(Saved data entries)
_ _ _

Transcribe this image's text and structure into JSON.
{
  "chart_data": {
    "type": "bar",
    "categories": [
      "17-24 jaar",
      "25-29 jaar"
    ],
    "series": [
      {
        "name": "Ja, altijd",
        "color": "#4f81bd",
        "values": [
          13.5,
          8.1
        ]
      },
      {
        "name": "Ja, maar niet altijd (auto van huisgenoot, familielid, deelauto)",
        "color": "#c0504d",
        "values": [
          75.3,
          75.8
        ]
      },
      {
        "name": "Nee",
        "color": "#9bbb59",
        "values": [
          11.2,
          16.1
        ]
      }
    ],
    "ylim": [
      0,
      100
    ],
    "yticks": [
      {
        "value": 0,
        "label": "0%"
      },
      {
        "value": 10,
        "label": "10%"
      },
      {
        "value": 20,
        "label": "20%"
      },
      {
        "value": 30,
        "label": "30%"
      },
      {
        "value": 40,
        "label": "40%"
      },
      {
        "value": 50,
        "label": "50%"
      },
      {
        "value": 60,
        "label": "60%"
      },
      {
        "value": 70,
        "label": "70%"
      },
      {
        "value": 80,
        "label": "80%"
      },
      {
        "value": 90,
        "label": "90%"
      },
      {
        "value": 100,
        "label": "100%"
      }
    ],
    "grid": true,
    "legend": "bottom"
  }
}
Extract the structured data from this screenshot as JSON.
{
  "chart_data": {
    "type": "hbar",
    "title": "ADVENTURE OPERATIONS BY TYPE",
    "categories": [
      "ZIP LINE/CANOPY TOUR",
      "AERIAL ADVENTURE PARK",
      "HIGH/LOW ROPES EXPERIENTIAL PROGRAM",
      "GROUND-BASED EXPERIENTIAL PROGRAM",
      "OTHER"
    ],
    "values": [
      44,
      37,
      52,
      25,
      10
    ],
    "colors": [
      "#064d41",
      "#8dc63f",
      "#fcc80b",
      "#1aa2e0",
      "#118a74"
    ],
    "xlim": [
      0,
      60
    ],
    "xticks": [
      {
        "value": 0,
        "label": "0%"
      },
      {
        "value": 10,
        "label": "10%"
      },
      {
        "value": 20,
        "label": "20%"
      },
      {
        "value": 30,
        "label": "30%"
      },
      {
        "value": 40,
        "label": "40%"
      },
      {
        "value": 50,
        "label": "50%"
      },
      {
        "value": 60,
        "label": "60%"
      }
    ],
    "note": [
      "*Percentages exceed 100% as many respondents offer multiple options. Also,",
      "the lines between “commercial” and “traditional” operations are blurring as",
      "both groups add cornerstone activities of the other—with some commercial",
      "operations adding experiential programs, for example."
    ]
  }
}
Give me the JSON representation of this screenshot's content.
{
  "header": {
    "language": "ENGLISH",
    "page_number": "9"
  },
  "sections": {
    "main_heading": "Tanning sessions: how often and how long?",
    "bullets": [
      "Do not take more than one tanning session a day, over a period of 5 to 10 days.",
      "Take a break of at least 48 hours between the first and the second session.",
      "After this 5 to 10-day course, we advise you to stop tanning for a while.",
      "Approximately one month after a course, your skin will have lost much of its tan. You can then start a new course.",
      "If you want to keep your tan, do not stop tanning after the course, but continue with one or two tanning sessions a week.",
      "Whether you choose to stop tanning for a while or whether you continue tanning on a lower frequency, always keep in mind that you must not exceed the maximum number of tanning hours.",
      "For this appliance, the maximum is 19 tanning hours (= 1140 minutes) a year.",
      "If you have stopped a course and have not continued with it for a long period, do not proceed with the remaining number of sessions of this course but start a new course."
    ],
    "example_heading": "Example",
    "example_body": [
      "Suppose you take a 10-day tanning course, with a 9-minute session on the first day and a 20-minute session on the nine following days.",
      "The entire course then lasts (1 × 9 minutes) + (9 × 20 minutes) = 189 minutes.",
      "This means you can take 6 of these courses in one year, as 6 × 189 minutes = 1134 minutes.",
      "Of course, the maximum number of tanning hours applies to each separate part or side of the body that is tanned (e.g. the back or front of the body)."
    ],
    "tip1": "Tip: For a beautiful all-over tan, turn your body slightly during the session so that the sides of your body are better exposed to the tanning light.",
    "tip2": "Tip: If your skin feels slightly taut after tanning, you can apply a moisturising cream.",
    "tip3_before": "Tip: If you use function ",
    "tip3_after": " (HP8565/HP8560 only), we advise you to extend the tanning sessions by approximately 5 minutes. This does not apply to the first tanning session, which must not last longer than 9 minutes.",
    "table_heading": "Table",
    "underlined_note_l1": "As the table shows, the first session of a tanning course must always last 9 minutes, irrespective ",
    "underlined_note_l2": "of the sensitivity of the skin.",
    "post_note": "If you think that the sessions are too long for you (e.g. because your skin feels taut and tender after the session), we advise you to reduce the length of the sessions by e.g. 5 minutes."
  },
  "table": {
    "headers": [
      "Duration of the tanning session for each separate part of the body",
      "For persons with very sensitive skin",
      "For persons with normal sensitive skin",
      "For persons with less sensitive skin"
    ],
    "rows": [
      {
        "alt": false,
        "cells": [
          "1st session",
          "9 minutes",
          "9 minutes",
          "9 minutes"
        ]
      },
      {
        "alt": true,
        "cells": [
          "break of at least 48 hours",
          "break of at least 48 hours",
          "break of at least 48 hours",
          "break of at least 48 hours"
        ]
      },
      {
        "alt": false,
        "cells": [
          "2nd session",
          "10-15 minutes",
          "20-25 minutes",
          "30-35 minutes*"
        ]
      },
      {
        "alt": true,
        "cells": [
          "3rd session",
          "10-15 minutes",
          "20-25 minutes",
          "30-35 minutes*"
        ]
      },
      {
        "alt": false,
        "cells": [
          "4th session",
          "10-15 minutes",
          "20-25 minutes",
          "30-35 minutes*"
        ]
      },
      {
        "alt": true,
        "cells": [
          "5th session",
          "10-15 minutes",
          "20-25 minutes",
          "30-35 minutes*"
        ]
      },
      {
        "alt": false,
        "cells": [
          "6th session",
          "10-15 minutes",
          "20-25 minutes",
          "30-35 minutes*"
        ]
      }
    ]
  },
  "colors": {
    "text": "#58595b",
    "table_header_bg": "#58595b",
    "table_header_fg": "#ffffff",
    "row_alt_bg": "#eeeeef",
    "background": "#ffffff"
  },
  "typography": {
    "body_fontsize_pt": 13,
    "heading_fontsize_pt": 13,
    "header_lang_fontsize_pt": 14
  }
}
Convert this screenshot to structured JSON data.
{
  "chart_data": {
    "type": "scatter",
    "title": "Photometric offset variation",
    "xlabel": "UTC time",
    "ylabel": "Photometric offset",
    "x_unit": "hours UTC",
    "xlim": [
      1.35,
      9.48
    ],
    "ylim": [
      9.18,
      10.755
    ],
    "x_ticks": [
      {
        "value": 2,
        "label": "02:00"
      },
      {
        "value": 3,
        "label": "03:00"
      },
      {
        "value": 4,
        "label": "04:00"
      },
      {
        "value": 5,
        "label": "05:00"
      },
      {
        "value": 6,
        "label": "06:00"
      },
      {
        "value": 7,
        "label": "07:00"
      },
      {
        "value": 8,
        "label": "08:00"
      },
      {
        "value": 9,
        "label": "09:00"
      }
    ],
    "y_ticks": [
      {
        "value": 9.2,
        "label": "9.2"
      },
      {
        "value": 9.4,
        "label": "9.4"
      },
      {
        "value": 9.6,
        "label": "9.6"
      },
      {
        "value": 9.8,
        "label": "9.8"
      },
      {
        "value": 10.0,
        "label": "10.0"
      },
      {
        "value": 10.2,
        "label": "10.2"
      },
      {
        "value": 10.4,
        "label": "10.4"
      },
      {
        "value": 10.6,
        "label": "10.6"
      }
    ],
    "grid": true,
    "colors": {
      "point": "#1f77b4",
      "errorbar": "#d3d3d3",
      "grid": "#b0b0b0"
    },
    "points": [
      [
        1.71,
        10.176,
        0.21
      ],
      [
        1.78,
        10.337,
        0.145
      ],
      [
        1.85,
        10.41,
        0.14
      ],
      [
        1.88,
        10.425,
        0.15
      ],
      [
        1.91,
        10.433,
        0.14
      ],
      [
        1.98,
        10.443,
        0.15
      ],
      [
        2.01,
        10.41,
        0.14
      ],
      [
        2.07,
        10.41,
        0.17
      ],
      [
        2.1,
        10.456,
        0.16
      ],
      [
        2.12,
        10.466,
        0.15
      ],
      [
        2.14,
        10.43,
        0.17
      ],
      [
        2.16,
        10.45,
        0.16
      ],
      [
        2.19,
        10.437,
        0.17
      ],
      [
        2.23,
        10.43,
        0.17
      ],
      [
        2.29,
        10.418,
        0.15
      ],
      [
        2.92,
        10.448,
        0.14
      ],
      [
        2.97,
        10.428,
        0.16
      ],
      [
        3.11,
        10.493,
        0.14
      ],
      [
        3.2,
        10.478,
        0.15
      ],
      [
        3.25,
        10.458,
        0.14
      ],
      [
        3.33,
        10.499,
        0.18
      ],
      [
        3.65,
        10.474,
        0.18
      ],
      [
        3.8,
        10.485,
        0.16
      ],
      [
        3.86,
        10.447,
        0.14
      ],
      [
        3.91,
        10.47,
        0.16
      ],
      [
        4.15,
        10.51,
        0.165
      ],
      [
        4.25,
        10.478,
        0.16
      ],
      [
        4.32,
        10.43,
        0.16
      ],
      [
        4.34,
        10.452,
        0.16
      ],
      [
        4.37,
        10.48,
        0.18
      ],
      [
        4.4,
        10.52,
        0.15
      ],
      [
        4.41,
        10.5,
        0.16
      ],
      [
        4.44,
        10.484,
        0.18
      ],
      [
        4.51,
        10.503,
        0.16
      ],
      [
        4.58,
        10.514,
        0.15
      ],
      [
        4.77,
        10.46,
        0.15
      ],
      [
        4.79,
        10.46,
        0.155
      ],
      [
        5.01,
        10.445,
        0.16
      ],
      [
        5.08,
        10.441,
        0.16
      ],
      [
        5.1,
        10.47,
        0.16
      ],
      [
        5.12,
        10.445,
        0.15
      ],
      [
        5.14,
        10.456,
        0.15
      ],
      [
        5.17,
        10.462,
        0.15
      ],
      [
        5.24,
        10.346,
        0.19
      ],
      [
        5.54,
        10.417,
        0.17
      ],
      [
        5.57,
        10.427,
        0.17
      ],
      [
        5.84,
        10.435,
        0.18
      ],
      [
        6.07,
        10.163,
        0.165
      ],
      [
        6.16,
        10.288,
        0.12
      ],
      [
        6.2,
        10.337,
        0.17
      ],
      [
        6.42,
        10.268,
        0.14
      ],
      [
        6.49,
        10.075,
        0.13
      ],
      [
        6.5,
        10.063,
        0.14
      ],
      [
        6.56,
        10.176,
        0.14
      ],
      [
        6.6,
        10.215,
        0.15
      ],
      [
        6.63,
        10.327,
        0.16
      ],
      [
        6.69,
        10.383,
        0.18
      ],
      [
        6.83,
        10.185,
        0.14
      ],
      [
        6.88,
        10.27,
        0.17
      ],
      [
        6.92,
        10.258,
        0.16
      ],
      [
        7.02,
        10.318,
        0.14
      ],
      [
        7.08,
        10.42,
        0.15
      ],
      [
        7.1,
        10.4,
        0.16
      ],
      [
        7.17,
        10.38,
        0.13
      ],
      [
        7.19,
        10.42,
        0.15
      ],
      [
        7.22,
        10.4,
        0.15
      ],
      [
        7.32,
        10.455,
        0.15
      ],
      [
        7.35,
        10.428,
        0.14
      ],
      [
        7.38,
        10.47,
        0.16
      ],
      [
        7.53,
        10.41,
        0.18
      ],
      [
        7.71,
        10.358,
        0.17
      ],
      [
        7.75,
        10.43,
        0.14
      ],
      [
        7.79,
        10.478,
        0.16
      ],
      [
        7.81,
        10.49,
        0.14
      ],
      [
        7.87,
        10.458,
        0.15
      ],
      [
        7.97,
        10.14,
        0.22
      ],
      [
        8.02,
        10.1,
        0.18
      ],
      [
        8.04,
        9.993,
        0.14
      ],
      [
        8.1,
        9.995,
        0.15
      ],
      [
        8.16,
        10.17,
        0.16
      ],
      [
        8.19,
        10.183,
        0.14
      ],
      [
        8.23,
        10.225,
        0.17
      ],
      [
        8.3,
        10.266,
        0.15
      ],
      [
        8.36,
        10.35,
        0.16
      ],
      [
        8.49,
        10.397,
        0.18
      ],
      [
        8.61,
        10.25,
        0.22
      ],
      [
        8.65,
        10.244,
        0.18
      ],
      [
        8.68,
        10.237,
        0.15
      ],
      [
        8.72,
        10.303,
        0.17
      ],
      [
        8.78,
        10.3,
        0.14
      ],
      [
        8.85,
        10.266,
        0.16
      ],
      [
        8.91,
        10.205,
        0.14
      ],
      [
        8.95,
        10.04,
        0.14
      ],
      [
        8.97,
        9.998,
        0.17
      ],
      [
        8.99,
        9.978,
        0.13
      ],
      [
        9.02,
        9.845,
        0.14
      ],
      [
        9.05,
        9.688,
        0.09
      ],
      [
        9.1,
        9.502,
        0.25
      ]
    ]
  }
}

_ _ _

EXERCISE: Gather every line from the listing above in which "screenshot" appears, and copy those lines.

IN RESPONSE:
Extract the structured data from this screenshot as JSON.
Give me the JSON representation of this screenshot's content.
Convert this screenshot to structured JSON data.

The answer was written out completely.